(Dataset records)
━━━
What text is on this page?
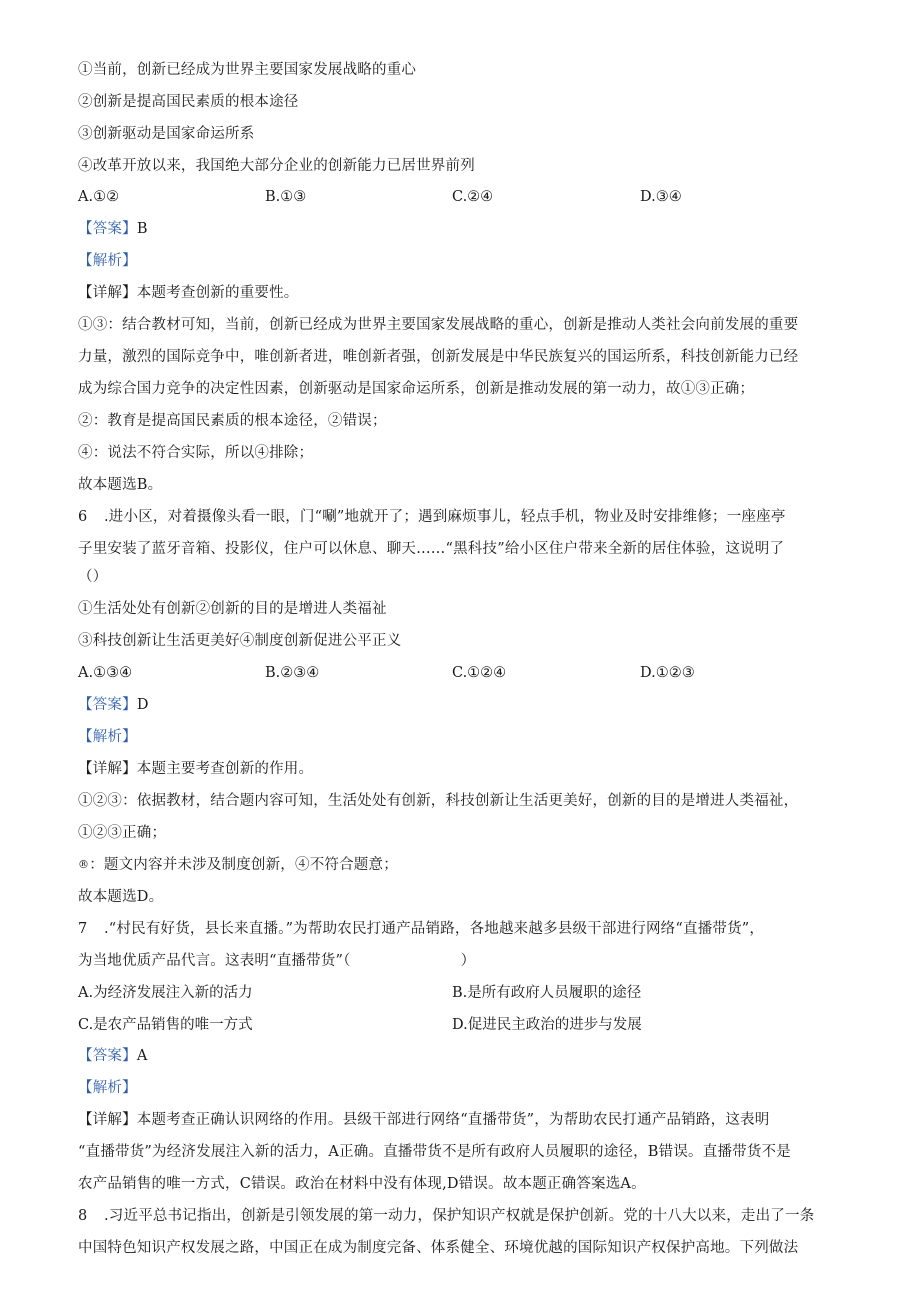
①当前，创新已经成为世界主要国家发展战略的重心
②创新是提高国民素质的根本途径
③创新驱动是国家命运所系
④改革开放以来，我国绝大部分企业的创新能力已居世界前列
A.①②	B.①③	C.②④	D.③④
【答案】B
【解析】
【详解】本题考查创新的重要性。
①③：结合教材可知，当前，创新已经成为世界主要国家发展战略的重心，创新是推动人类社会向前发展的重要
力量，激烈的国际竞争中，唯创新者进，唯创新者强，创新发展是中华民族复兴的国运所系，科技创新能力已经
成为综合国力竞争的决定性因素，创新驱动是国家命运所系，创新是推动发展的第一动力，故①③正确；
②：教育是提高国民素质的根本途径，②错误；
④：说法不符合实际，所以④排除；
故本题选B。
6 .进小区，对着摄像头看一眼，门“唰”地就开了；遇到麻烦事儿，轻点手机，物业及时安排维修；一座座亭
子里安装了蓝牙音箱、投影仪，住户可以休息、聊天……“黑科技”给小区住户带来全新的居住体验，这说明了
（）
①生活处处有创新②创新的目的是增进人类福祉
③科技创新让生活更美好④制度创新促进公平正义
A.①③④	B.②③④	C.①②④	D.①②③
【答案】D
【解析】
【详解】本题主要考查创新的作用。
①②③：依据教材，结合题内容可知，生活处处有创新，科技创新让生活更美好，创新的目的是增进人类福祉，
①②③正确；
®：题文内容并未涉及制度创新，④不符合题意；
故本题选D。
7 .“村民有好货，县长来直播。”为帮助农民打通产品销路，各地越来越多县级干部进行网络“直播带货”，
为当地优质产品代言。这表明“直播带货”（	）
A.为经济发展注入新的活力	B.是所有政府人员履职的途径
C.是农产品销售的唯一方式	D.促进民主政治的进步与发展
【答案】A
【解析】
【详解】本题考查正确认识网络的作用。县级干部进行网络“直播带货”，为帮助农民打通产品销路，这表明
“直播带货”为经济发展注入新的活力，A正确。直播带货不是所有政府人员履职的途径，B错误。直播带货不是
农产品销售的唯一方式，C错误。政治在材料中没有体现,D错误。故本题正确答案选A。
8 .习近平总书记指出，创新是引领发展的第一动力，保护知识产权就是保护创新。党的十八大以来，走出了一条
中国特色知识产权发展之路，中国正在成为制度完备、体系健全、环境优越的国际知识产权保护高地。下列做法
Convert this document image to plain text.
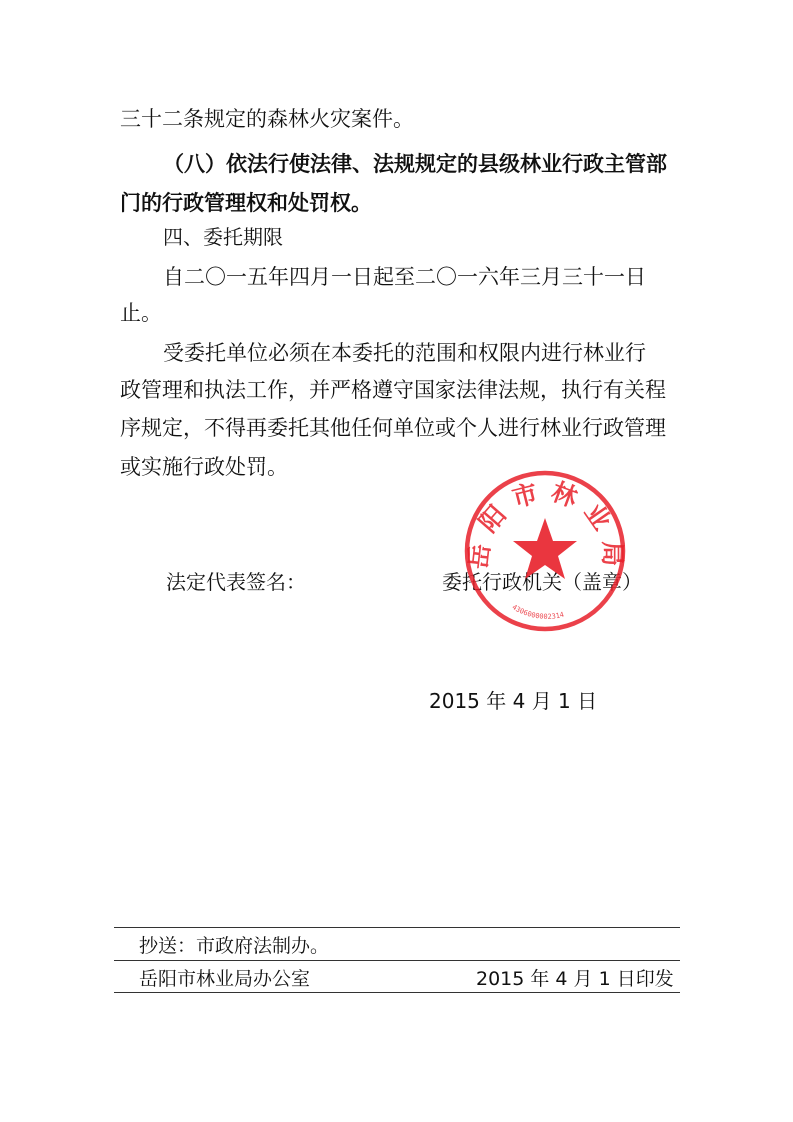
三十二条规定的森林火灾案件。
（八）依法行使法律、法规规定的县级林业行政主管部
门的行政管理权和处罚权。
四、委托期限
自二〇一五年四月一日起至二〇一六年三月三十一日
止。
受委托单位必须在本委托的范围和权限内进行林业行
政管理和执法工作，并严格遵守国家法律法规，执行有关程
序规定，不得再委托其他任何单位或个人进行林业行政管理
或实施行政处罚。
法定代表签名：	委托行政机关（盖章）
岳阳市林业局
4306000002314
2015 年 4 月 1 日
抄送：市政府法制办。
岳阳市林业局办公室	2015 年 4 月 1 日印发
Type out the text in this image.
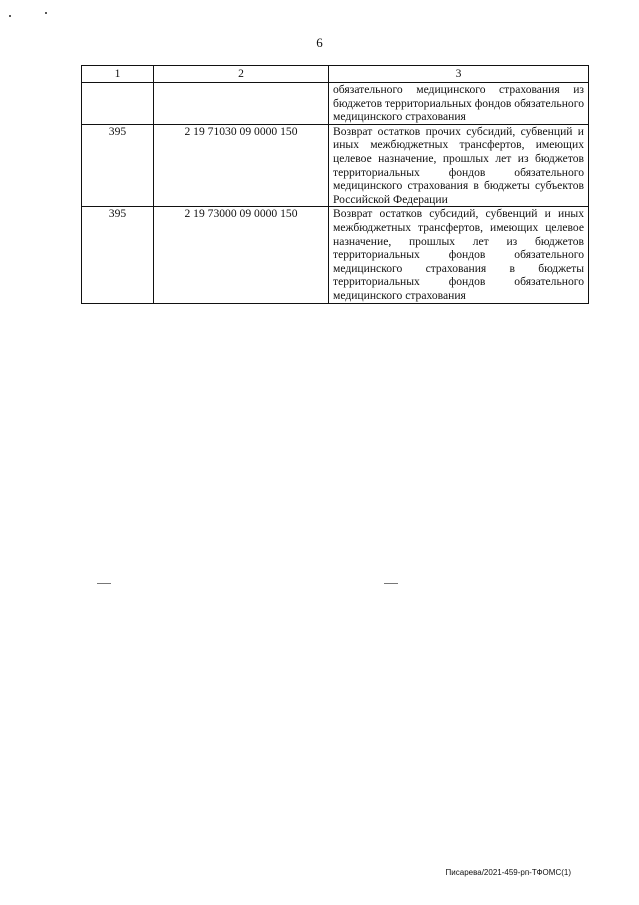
6
1	2	3
		обязательного медицинского страхования из бюджетов территориальных фондов обязательного медицинского страхования
395	2 19 71030 09 0000 150	Возврат остатков прочих субсидий, субвенций и иных межбюджетных трансфертов, имеющих целевое назначение, прошлых лет из бюджетов территориальных фондов обязательного медицинского страхования в бюджеты субъектов Российской Федерации
395	2 19 73000 09 0000 150	Возврат остатков субсидий, субвенций и иных межбюджетных трансфертов, имеющих целевое назначение, прошлых лет из бюджетов территориальных фондов обязательного медицинского страхования в бюджеты территориальных фондов обязательного медицинского страхования
Писарева/2021-459-рп-ТФОМС(1)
━━━
Problem to solve =
Look through the data and gather every line with the string "text" in it.

Final answer =
What text is on this page?
Convert this document image to plain text.
Type out the text in this image.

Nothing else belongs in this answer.